**SHORT EXERCISE**.
Copy out each line of the data that holds the word "true".

**MATERIAL PROVIDED**.

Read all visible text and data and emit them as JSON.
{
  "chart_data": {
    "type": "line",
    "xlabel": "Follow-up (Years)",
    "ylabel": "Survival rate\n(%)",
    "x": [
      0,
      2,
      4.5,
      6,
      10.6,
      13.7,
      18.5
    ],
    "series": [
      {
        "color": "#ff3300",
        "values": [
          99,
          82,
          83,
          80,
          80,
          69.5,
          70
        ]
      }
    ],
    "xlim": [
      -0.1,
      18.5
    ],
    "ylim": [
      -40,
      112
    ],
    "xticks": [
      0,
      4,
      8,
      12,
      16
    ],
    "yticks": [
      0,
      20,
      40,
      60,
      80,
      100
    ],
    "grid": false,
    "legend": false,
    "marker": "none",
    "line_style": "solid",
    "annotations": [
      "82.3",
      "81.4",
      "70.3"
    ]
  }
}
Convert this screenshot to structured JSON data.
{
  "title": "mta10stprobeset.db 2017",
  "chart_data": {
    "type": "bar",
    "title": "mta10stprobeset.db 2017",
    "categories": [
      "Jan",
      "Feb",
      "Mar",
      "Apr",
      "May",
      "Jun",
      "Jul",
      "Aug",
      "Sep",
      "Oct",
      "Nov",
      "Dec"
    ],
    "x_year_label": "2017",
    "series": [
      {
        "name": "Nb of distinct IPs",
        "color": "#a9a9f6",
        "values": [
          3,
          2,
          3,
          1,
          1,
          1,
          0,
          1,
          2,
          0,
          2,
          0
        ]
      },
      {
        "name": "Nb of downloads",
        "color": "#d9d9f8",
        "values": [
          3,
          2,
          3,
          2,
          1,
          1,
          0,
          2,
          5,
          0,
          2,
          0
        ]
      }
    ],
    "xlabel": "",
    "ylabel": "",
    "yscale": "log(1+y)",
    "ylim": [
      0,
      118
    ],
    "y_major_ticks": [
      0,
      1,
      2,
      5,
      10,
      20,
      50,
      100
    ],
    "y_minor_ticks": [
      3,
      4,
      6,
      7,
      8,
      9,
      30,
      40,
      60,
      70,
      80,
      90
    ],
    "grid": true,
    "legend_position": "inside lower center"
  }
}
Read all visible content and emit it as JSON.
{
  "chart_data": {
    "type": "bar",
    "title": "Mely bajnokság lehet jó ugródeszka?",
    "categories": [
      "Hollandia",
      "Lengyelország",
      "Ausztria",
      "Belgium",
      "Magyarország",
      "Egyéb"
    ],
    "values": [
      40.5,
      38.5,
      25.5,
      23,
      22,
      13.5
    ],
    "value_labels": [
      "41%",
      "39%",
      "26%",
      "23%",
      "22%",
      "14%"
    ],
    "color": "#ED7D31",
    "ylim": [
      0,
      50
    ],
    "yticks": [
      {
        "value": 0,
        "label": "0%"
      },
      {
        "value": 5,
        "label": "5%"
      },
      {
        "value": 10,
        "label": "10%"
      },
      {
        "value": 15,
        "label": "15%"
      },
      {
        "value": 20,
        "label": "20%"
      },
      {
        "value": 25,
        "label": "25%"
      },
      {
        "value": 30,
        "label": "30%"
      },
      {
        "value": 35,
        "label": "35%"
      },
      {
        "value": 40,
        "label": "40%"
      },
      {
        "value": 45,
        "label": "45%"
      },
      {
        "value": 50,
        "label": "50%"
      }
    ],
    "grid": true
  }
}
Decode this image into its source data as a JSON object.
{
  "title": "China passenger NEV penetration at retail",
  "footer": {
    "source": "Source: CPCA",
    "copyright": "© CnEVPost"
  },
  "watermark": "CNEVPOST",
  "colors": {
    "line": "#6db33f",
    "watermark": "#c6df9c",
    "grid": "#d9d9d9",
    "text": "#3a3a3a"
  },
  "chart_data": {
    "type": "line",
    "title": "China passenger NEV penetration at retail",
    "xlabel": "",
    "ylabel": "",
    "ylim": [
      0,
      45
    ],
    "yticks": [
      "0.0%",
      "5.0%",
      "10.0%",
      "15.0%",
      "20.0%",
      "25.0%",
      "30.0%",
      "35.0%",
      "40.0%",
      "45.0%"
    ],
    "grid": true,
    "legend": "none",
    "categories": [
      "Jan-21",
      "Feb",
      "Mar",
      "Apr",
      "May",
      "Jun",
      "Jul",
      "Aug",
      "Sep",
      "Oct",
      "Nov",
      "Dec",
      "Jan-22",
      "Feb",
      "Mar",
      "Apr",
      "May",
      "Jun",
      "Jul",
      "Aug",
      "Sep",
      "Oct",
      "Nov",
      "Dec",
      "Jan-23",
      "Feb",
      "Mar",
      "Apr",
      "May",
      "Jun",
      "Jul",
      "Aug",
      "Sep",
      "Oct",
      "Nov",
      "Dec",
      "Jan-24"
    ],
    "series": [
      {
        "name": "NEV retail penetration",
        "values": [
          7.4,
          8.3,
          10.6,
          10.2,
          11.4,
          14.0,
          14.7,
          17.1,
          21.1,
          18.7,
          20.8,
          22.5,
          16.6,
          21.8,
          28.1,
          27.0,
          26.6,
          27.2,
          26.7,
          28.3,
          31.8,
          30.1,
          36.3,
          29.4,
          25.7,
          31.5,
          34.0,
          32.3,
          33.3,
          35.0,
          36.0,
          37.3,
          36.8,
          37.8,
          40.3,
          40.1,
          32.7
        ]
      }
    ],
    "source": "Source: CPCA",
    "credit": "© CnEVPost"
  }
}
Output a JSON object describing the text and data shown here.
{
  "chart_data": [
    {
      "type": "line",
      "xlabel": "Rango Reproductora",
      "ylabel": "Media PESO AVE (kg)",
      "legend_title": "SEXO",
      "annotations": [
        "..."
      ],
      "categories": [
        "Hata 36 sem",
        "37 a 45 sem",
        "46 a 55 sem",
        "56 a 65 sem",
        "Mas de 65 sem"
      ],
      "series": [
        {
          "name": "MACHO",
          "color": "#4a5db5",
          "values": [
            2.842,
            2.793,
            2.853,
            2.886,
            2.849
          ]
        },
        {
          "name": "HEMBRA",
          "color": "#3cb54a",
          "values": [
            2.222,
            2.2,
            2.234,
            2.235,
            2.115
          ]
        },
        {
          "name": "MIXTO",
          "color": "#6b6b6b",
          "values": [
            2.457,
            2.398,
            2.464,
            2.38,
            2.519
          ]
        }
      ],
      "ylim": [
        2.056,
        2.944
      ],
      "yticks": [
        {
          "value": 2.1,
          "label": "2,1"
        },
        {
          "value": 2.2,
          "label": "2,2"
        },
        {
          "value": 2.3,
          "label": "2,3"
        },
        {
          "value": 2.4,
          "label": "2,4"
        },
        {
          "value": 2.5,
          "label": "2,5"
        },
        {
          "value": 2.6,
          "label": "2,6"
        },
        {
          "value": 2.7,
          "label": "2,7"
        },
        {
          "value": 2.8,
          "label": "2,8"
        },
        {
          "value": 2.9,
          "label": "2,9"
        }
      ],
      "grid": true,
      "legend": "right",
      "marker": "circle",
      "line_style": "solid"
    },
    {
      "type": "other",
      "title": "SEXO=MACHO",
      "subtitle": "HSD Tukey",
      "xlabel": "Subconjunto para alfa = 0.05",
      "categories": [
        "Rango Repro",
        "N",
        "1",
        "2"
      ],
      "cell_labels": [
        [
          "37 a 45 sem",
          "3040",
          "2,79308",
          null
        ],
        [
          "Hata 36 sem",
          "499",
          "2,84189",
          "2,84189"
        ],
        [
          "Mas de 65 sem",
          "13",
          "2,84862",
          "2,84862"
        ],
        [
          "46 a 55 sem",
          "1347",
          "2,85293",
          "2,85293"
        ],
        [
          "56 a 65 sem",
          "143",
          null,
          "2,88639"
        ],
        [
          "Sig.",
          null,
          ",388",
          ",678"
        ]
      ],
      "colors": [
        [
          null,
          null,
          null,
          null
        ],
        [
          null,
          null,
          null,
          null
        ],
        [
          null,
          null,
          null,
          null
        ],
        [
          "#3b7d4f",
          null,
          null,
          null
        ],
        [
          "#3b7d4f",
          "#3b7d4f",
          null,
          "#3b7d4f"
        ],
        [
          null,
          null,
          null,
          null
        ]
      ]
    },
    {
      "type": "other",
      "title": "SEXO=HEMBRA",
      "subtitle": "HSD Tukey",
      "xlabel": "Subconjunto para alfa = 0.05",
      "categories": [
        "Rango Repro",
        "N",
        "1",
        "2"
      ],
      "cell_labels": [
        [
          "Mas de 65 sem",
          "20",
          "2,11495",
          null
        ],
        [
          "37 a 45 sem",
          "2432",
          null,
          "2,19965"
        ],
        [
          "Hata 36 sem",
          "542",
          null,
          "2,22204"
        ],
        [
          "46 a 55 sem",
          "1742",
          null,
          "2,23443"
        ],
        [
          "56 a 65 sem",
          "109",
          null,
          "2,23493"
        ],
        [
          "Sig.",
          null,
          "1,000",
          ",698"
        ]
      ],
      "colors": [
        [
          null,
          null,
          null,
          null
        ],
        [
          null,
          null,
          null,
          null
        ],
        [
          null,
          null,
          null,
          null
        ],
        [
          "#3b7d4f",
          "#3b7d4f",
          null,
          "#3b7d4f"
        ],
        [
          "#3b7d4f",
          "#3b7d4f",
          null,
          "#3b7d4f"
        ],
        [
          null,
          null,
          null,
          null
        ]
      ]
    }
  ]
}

**FINAL RESULT**.
    "grid": true,
    "grid": true
    "grid": true,
      "grid": true,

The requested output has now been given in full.